(Written request):
Return the listing word for word, as given.
## Begin Material supplied
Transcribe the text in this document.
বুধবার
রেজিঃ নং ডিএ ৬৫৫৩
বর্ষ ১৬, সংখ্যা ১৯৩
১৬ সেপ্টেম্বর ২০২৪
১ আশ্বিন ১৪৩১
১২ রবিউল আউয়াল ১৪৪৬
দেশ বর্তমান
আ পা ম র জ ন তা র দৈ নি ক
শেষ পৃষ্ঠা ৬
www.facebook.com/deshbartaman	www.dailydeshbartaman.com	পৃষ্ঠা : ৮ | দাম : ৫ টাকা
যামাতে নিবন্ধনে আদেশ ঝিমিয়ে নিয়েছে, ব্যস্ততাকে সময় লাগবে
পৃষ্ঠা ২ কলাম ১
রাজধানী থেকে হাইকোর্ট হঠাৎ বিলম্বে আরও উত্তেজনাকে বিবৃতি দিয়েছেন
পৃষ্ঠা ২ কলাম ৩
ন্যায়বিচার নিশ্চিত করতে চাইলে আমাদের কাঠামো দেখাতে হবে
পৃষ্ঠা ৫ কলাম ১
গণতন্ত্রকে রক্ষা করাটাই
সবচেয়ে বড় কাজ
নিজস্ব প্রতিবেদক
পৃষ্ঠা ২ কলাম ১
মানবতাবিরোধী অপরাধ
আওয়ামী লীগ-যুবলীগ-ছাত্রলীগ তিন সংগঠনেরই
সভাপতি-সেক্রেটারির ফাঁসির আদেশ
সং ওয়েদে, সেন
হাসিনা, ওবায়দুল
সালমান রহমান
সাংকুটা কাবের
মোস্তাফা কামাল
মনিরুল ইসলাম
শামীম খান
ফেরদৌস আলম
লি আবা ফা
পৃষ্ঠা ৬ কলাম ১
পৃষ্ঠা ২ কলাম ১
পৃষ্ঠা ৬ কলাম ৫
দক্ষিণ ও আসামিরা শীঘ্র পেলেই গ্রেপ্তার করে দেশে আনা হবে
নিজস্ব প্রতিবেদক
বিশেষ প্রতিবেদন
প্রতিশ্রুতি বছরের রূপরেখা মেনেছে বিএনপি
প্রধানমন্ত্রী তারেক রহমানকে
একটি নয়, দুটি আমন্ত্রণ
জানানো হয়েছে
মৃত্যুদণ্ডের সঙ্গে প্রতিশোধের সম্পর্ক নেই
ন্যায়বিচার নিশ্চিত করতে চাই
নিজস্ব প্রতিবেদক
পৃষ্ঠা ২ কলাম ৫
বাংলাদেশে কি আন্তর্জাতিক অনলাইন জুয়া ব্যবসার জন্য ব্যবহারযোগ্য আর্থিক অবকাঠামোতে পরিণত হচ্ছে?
## End Material supplied
(Output of the exercise):
Transcribe the text in this document.
বুধবার
রেজিঃ নং ডিএ ৬৫৫৩
বর্ষ ১৬, সংখ্যা ১৯৩
১৬ সেপ্টেম্বর ২০২৪
১ আশ্বিন ১৪৩১
১২ রবিউল আউয়াল ১৪৪৬
দেশ বর্তমান
আ পা ম র জ ন তা র দৈ নি ক
শেষ পৃষ্ঠা ৬
www.facebook.com/deshbartaman	www.dailydeshbartaman.com	পৃষ্ঠা : ৮ | দাম : ৫ টাকা
যামাতে নিবন্ধনে আদেশ ঝিমিয়ে নিয়েছে, ব্যস্ততাকে সময় লাগবে
পৃষ্ঠা ২ কলাম ১
রাজধানী থেকে হাইকোর্ট হঠাৎ বিলম্বে আরও উত্তেজনাকে বিবৃতি দিয়েছেন
পৃষ্ঠা ২ কলাম ৩
ন্যায়বিচার নিশ্চিত করতে চাইলে আমাদের কাঠামো দেখাতে হবে
পৃষ্ঠা ৫ কলাম ১
গণতন্ত্রকে রক্ষা করাটাই
সবচেয়ে বড় কাজ
নিজস্ব প্রতিবেদক
পৃষ্ঠা ২ কলাম ১
মানবতাবিরোধী অপরাধ
আওয়ামী লীগ-যুবলীগ-ছাত্রলীগ তিন সংগঠনেরই
সভাপতি-সেক্রেটারির ফাঁসির আদেশ
সং ওয়েদে, সেন
হাসিনা, ওবায়দুল
সালমান রহমান
সাংকুটা কাবের
মোস্তাফা কামাল
মনিরুল ইসলাম
শামীম খান
ফেরদৌস আলম
লি আবা ফা
পৃষ্ঠা ৬ কলাম ১
পৃষ্ঠা ২ কলাম ১
পৃষ্ঠা ৬ কলাম ৫
দক্ষিণ ও আসামিরা শীঘ্র পেলেই গ্রেপ্তার করে দেশে আনা হবে
নিজস্ব প্রতিবেদক
বিশেষ প্রতিবেদন
প্রতিশ্রুতি বছরের রূপরেখা মেনেছে বিএনপি
প্রধানমন্ত্রী তারেক রহমানকে
একটি নয়, দুটি আমন্ত্রণ
জানানো হয়েছে
মৃত্যুদণ্ডের সঙ্গে প্রতিশোধের সম্পর্ক নেই
ন্যায়বিচার নিশ্চিত করতে চাই
নিজস্ব প্রতিবেদক
পৃষ্ঠা ২ কলাম ৫
বাংলাদেশে কি আন্তর্জাতিক অনলাইন জুয়া ব্যবসার জন্য ব্যবহারযোগ্য আর্থিক অবকাঠামোতে পরিণত হচ্ছে?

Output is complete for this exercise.